• [THE REQUEST]: From the listing below, work out how many lines contain "color". Reply with that number only.

___ EXTRACTED INFORMATION ___

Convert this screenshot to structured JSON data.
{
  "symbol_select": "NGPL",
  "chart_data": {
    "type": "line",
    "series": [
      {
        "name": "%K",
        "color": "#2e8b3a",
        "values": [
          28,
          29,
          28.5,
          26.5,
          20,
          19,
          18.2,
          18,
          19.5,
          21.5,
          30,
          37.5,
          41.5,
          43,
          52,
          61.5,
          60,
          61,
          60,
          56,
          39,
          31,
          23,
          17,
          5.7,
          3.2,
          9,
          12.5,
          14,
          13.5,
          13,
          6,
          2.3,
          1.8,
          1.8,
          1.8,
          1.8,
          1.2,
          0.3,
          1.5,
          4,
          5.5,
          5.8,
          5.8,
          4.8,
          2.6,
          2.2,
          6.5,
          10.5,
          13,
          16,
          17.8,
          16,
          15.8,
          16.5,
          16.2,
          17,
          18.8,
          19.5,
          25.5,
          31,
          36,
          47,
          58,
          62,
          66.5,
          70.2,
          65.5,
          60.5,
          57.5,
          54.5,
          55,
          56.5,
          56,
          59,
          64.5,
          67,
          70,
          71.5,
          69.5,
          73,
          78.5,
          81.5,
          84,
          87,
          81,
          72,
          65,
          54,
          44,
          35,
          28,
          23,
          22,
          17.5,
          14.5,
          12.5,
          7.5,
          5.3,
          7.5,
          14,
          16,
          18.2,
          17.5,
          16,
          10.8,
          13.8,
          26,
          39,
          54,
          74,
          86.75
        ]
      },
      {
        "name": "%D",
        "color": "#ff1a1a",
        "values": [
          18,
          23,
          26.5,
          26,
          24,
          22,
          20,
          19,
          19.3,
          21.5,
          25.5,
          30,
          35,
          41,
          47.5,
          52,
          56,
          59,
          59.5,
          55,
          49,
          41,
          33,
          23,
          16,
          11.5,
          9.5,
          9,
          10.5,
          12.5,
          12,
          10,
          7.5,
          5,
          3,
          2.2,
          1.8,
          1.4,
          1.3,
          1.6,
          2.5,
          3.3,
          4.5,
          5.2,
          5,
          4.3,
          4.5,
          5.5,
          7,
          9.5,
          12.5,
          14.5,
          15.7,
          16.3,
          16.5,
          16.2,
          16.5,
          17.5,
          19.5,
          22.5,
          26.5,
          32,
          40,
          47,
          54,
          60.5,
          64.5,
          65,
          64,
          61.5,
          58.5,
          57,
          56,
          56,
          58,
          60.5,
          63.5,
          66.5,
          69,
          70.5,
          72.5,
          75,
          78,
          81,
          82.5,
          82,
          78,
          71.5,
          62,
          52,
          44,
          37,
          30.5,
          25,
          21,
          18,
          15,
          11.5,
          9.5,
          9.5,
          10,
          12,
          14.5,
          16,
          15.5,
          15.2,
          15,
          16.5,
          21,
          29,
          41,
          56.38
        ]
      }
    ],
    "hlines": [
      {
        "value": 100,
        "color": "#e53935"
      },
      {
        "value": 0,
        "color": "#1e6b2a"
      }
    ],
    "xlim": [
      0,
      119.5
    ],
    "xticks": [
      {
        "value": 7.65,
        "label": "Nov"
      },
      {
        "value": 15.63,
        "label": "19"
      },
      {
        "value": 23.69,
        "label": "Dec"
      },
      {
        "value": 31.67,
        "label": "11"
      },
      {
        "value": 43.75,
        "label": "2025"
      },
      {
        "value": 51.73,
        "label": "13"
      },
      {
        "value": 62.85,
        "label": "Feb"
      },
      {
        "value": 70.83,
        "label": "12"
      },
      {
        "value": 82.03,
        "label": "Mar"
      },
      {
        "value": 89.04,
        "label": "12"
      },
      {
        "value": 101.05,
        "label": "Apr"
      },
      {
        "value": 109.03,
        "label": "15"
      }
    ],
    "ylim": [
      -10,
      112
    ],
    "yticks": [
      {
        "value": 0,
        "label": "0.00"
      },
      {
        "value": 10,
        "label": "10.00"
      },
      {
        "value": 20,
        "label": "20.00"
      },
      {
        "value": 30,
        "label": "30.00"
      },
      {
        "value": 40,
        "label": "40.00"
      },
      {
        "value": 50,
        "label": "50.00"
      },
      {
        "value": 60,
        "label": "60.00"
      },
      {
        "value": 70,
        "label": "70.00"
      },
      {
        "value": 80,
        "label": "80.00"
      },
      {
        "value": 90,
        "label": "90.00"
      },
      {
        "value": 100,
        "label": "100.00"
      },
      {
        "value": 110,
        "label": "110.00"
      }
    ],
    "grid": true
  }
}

___

• [THE COMPLETED TASK]: 4